Extracted records
>>
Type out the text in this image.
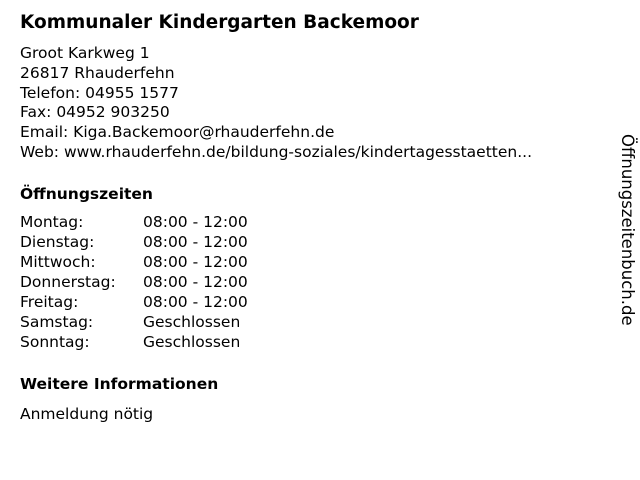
Kommunaler Kindergarten Backemoor
Groot Karkweg 1
26817 Rhauderfehn
Telefon: 04955 1577
Fax: 04952 903250
Email: Kiga.Backemoor@rhauderfehn.de
Web: www.rhauderfehn.de/bildung-soziales/kindertagesstaetten...
Öffnungszeiten
Montag:	08:00 - 12:00
Dienstag:	08:00 - 12:00
Mittwoch:	08:00 - 12:00
Donnerstag:	08:00 - 12:00
Freitag:	08:00 - 12:00
Samstag:	Geschlossen
Sonntag:	Geschlossen
Weitere Informationen
Anmeldung nötig
Öffnungszeitenbuch.de
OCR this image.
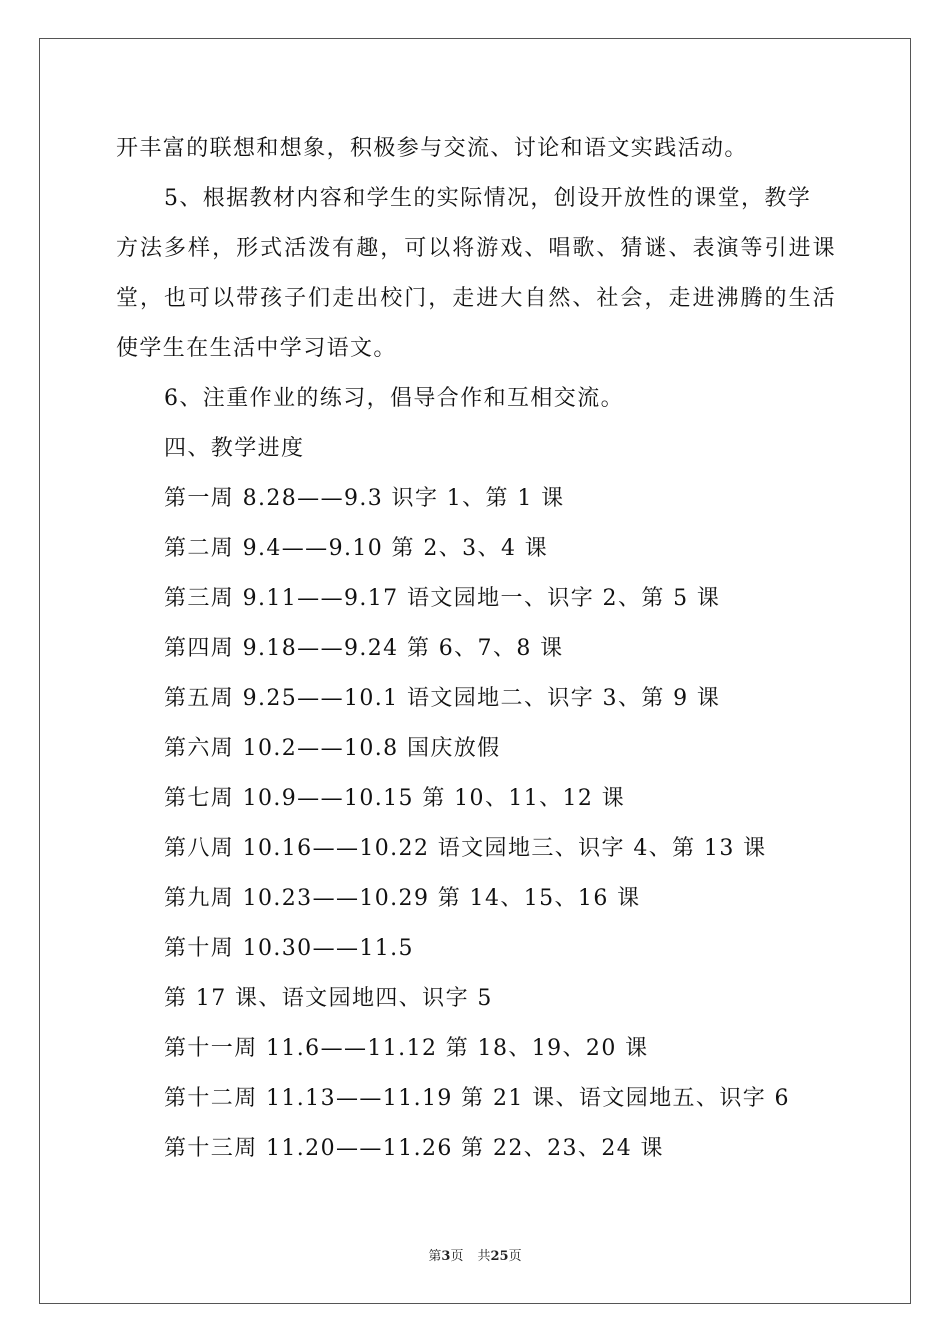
开丰富的联想和想象，积极参与交流、讨论和语文实践活动。
5、根据教材内容和学生的实际情况，创设开放性的课堂，教学
方法多样，形式活泼有趣，可以将游戏、唱歌、猜谜、表演等引进课
堂，也可以带孩子们走出校门，走进大自然、社会，走进沸腾的生活
使学生在生活中学习语文。
6、注重作业的练习，倡导合作和互相交流。
四、教学进度
第一周 8.28——9.3 识字 1、第 1 课
第二周 9.4——9.10 第 2、3、4 课
第三周 9.11——9.17 语文园地一、识字 2、第 5 课
第四周 9.18——9.24 第 6、7、8 课
第五周 9.25——10.1 语文园地二、识字 3、第 9 课
第六周 10.2——10.8 国庆放假
第七周 10.9——10.15 第 10、11、12 课
第八周 10.16——10.22 语文园地三、识字 4、第 13 课
第九周 10.23——10.29 第 14、15、16 课
第十周 10.30——11.5
第 17 课、语文园地四、识字 5
第十一周 11.6——11.12 第 18、19、20 课
第十二周 11.13——11.19 第 21 课、语文园地五、识字 6
第十三周 11.20——11.26 第 22、23、24 课
第3页 共25页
<<
* EXERCISE BRIEF *
Without the pictures, repeat the listing above exactly.

* TASK SOLUTION *
Type out the text in this image.
Kommunaler Kindergarten Backemoor
Groot Karkweg 1
26817 Rhauderfehn
Telefon: 04955 1577
Fax: 04952 903250
Email: Kiga.Backemoor@rhauderfehn.de
Web: www.rhauderfehn.de/bildung-soziales/kindertagesstaetten...
Öffnungszeiten
Montag:	08:00 - 12:00
Dienstag:	08:00 - 12:00
Mittwoch:	08:00 - 12:00
Donnerstag:	08:00 - 12:00
Freitag:	08:00 - 12:00
Samstag:	Geschlossen
Sonntag:	Geschlossen
Weitere Informationen
Anmeldung nötig
Öffnungszeitenbuch.de
OCR this image.
开丰富的联想和想象，积极参与交流、讨论和语文实践活动。
5、根据教材内容和学生的实际情况，创设开放性的课堂，教学
方法多样，形式活泼有趣，可以将游戏、唱歌、猜谜、表演等引进课
堂，也可以带孩子们走出校门，走进大自然、社会，走进沸腾的生活
使学生在生活中学习语文。
6、注重作业的练习，倡导合作和互相交流。
四、教学进度
第一周 8.28——9.3 识字 1、第 1 课
第二周 9.4——9.10 第 2、3、4 课
第三周 9.11——9.17 语文园地一、识字 2、第 5 课
第四周 9.18——9.24 第 6、7、8 课
第五周 9.25——10.1 语文园地二、识字 3、第 9 课
第六周 10.2——10.8 国庆放假
第七周 10.9——10.15 第 10、11、12 课
第八周 10.16——10.22 语文园地三、识字 4、第 13 课
第九周 10.23——10.29 第 14、15、16 课
第十周 10.30——11.5
第 17 课、语文园地四、识字 5
第十一周 11.6——11.12 第 18、19、20 课
第十二周 11.13——11.19 第 21 课、语文园地五、识字 6
第十三周 11.20——11.26 第 22、23、24 课
第3页 共25页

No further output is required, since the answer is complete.